▸ Data:
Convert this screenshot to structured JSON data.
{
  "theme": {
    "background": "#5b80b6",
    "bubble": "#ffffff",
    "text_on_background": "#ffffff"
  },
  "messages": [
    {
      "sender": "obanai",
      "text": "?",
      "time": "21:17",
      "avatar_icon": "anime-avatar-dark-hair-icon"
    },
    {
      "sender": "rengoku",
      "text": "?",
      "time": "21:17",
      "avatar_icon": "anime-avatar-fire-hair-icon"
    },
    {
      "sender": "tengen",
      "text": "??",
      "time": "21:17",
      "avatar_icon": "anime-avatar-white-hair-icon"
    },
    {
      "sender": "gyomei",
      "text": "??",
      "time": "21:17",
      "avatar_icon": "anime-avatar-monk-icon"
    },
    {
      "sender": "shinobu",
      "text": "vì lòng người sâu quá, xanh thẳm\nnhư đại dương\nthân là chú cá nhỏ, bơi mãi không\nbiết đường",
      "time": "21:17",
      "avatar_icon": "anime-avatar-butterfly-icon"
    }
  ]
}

▸ What the task requires:
Look through the material and copy each line that has "hair".

▸ Result of the task:
      "avatar_icon": "anime-avatar-dark-hair-icon"
      "avatar_icon": "anime-avatar-fire-hair-icon"
      "avatar_icon": "anime-avatar-white-hair-icon"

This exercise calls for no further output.